Say only how many lines contain the word "의과대학".

═══

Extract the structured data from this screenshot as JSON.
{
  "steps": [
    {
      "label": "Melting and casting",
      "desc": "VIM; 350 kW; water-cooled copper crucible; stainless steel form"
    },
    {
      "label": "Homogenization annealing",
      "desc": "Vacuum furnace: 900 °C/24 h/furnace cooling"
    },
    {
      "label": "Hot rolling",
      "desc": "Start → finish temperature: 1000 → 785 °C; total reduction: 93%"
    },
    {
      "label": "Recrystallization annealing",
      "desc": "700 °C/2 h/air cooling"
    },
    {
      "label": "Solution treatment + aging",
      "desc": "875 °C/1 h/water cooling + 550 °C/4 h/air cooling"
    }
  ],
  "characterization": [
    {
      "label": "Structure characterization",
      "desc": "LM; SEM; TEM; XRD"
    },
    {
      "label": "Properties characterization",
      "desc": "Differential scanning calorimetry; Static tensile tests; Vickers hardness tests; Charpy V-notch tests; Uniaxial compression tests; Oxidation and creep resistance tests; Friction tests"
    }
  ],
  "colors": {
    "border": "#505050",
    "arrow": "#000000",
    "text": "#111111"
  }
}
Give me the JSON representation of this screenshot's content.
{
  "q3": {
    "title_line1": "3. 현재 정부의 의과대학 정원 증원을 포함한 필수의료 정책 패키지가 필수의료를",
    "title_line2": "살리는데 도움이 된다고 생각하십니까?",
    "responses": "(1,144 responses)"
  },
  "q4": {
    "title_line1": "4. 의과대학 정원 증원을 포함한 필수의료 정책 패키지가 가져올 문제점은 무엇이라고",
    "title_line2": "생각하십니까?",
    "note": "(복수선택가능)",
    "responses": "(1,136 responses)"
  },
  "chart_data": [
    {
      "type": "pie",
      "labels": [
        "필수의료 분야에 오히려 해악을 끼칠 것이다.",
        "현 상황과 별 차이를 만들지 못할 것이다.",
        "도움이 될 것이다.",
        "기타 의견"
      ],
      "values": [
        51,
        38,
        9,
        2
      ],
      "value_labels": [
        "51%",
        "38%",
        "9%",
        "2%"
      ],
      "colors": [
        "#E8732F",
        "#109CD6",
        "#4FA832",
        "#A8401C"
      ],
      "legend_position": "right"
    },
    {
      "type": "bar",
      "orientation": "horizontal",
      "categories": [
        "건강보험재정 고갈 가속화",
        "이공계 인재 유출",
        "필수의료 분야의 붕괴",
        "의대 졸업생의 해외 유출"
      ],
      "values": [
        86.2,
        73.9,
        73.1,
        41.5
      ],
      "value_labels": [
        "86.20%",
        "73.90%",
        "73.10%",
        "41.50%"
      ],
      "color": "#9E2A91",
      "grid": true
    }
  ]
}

═══

**Completed exercise**
2